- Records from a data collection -
□ □ □ □

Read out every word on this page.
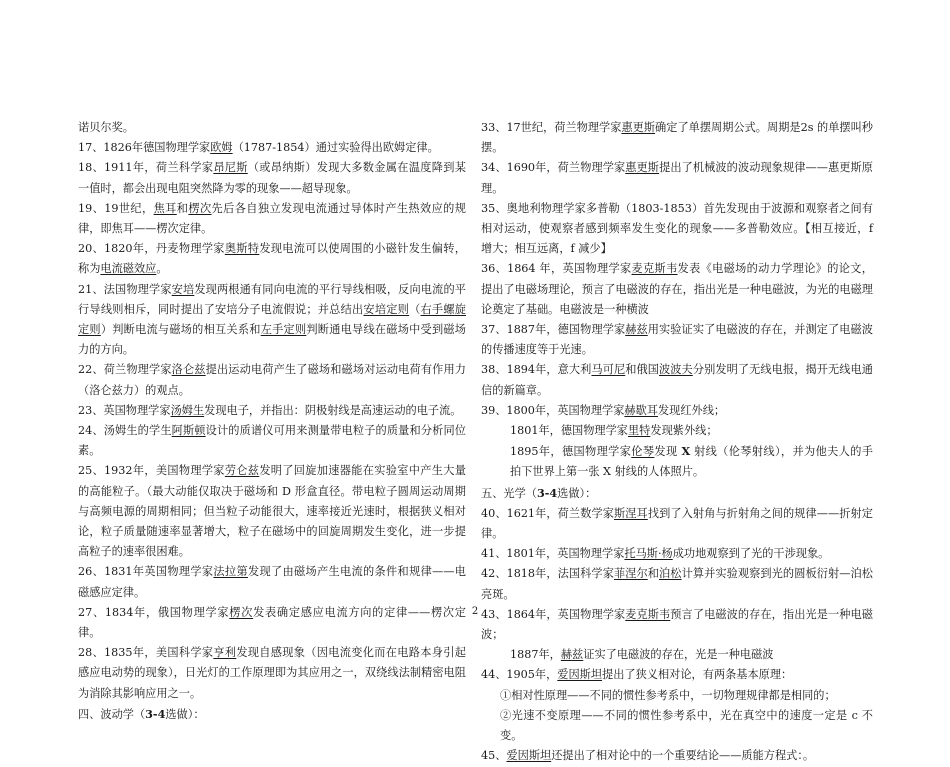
诺贝尔奖。

17、1826年德国物理学家欧姆（1787-1854）通过实验得出欧姆定律。

18、1911年，荷兰科学家昂尼斯（或昂纳斯）发现大多数金属在温度降到某一值时，都会出现电阻突然降为零的现象——超导现象。

19、19世纪，焦耳和楞次先后各自独立发现电流通过导体时产生热效应的规律，即焦耳——楞次定律。

20、1820年，丹麦物理学家奥斯特发现电流可以使周围的小磁针发生偏转，称为电流磁效应。

21、法国物理学家安培发现两根通有同向电流的平行导线相吸，反向电流的平行导线则相斥，同时提出了安培分子电流假说；并总结出安培定则（右手螺旋定则）判断电流与磁场的相互关系和左手定则判断通电导线在磁场中受到磁场力的方向。

22、荷兰物理学家洛仑兹提出运动电荷产生了磁场和磁场对运动电荷有作用力（洛仑兹力）的观点。

23、英国物理学家汤姆生发现电子，并指出：阴极射线是高速运动的电子流。

24、汤姆生的学生阿斯顿设计的质谱仪可用来测量带电粒子的质量和分析同位素。

25、1932年，美国物理学家劳仑兹发明了回旋加速器能在实验室中产生大量的高能粒子。（最大动能仅取决于磁场和 D 形盒直径。带电粒子圆周运动周期与高频电源的周期相同；但当粒子动能很大，速率接近光速时，根据狭义相对论，粒子质量随速率显著增大，粒子在磁场中的回旋周期发生变化，进一步提高粒子的速率很困难。

26、1831年英国物理学家法拉第发现了由磁场产生电流的条件和规律——电磁感应定律。

27、1834年，俄国物理学家楞次发表确定感应电流方向的定律——楞次定律。

28、1835年，美国科学家亨利发现自感现象（因电流变化而在电路本身引起感应电动势的现象），日光灯的工作原理即为其应用之一，双绕线法制精密电阻为消除其影响应用之一。

四、波动学（3-4选做）：

33、17世纪，荷兰物理学家惠更斯确定了单摆周期公式。周期是2s 的单摆叫秒摆。

34、1690年，荷兰物理学家惠更斯提出了机械波的波动现象规律——惠更斯原理。

35、奥地利物理学家多普勒（1803-1853）首先发现由于波源和观察者之间有相对运动，使观察者感到频率发生变化的现象——多普勒效应。【相互接近，f 增大；相互远离，f 减少】

36、1864 年，英国物理学家麦克斯韦发表《电磁场的动力学理论》的论文，提出了电磁场理论，预言了电磁波的存在，指出光是一种电磁波，为光的电磁理论奠定了基础。电磁波是一种横波

37、1887年，德国物理学家赫兹用实验证实了电磁波的存在，并测定了电磁波的传播速度等于光速。

38、1894年，意大利马可尼和俄国波波夫分别发明了无线电报，揭开无线电通信的新篇章。

39、1800年，英国物理学家赫歇耳发现红外线；

1801年，德国物理学家里特发现紫外线；

1895年，德国物理学家伦琴发现 X 射线（伦琴射线），并为他夫人的手拍下世界上第一张 X 射线的人体照片。

五、光学（3-4选做）：

40、1621年，荷兰数学家斯涅耳找到了入射角与折射角之间的规律——折射定律。

41、1801年，英国物理学家托马斯·杨成功地观察到了光的干涉现象。

42、1818年，法国科学家菲涅尔和泊松计算并实验观察到光的圆板衍射—泊松亮斑。

43、1864年，英国物理学家麦克斯韦预言了电磁波的存在，指出光是一种电磁波；

1887年，赫兹证实了电磁波的存在，光是一种电磁波

44、1905年，爱因斯坦提出了狭义相对论，有两条基本原理：

①相对性原理——不同的惯性参考系中，一切物理规律都是相同的；

②光速不变原理——不同的惯性参考系中，光在真空中的速度一定是 c 不变。

45、爱因斯坦还提出了相对论中的一个重要结论——质能方程式：。

2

□ □ □ □

- Task description -
Copy every entry word for word, but omit the pictures.

- Exercise answer -
Read out every word on this page.
诺贝尔奖。

17、1826年德国物理学家欧姆（1787-1854）通过实验得出欧姆定律。

18、1911年，荷兰科学家昂尼斯（或昂纳斯）发现大多数金属在温度降到某一值时，都会出现电阻突然降为零的现象——超导现象。

19、19世纪，焦耳和楞次先后各自独立发现电流通过导体时产生热效应的规律，即焦耳——楞次定律。

20、1820年，丹麦物理学家奥斯特发现电流可以使周围的小磁针发生偏转，称为电流磁效应。

21、法国物理学家安培发现两根通有同向电流的平行导线相吸，反向电流的平行导线则相斥，同时提出了安培分子电流假说；并总结出安培定则（右手螺旋定则）判断电流与磁场的相互关系和左手定则判断通电导线在磁场中受到磁场力的方向。

22、荷兰物理学家洛仑兹提出运动电荷产生了磁场和磁场对运动电荷有作用力（洛仑兹力）的观点。

23、英国物理学家汤姆生发现电子，并指出：阴极射线是高速运动的电子流。

24、汤姆生的学生阿斯顿设计的质谱仪可用来测量带电粒子的质量和分析同位素。

25、1932年，美国物理学家劳仑兹发明了回旋加速器能在实验室中产生大量的高能粒子。（最大动能仅取决于磁场和 D 形盒直径。带电粒子圆周运动周期与高频电源的周期相同；但当粒子动能很大，速率接近光速时，根据狭义相对论，粒子质量随速率显著增大，粒子在磁场中的回旋周期发生变化，进一步提高粒子的速率很困难。

26、1831年英国物理学家法拉第发现了由磁场产生电流的条件和规律——电磁感应定律。

27、1834年，俄国物理学家楞次发表确定感应电流方向的定律——楞次定律。

28、1835年，美国科学家亨利发现自感现象（因电流变化而在电路本身引起感应电动势的现象），日光灯的工作原理即为其应用之一，双绕线法制精密电阻为消除其影响应用之一。

四、波动学（3-4选做）：

33、17世纪，荷兰物理学家惠更斯确定了单摆周期公式。周期是2s 的单摆叫秒摆。

34、1690年，荷兰物理学家惠更斯提出了机械波的波动现象规律——惠更斯原理。

35、奥地利物理学家多普勒（1803-1853）首先发现由于波源和观察者之间有相对运动，使观察者感到频率发生变化的现象——多普勒效应。【相互接近，f 增大；相互远离，f 减少】

36、1864 年，英国物理学家麦克斯韦发表《电磁场的动力学理论》的论文，提出了电磁场理论，预言了电磁波的存在，指出光是一种电磁波，为光的电磁理论奠定了基础。电磁波是一种横波

37、1887年，德国物理学家赫兹用实验证实了电磁波的存在，并测定了电磁波的传播速度等于光速。

38、1894年，意大利马可尼和俄国波波夫分别发明了无线电报，揭开无线电通信的新篇章。

39、1800年，英国物理学家赫歇耳发现红外线；

1801年，德国物理学家里特发现紫外线；

1895年，德国物理学家伦琴发现 X 射线（伦琴射线），并为他夫人的手拍下世界上第一张 X 射线的人体照片。

五、光学（3-4选做）：

40、1621年，荷兰数学家斯涅耳找到了入射角与折射角之间的规律——折射定律。

41、1801年，英国物理学家托马斯·杨成功地观察到了光的干涉现象。

42、1818年，法国科学家菲涅尔和泊松计算并实验观察到光的圆板衍射—泊松亮斑。

43、1864年，英国物理学家麦克斯韦预言了电磁波的存在，指出光是一种电磁波；

1887年，赫兹证实了电磁波的存在，光是一种电磁波

44、1905年，爱因斯坦提出了狭义相对论，有两条基本原理：

①相对性原理——不同的惯性参考系中，一切物理规律都是相同的；

②光速不变原理——不同的惯性参考系中，光在真空中的速度一定是 c 不变。

45、爱因斯坦还提出了相对论中的一个重要结论——质能方程式：。

2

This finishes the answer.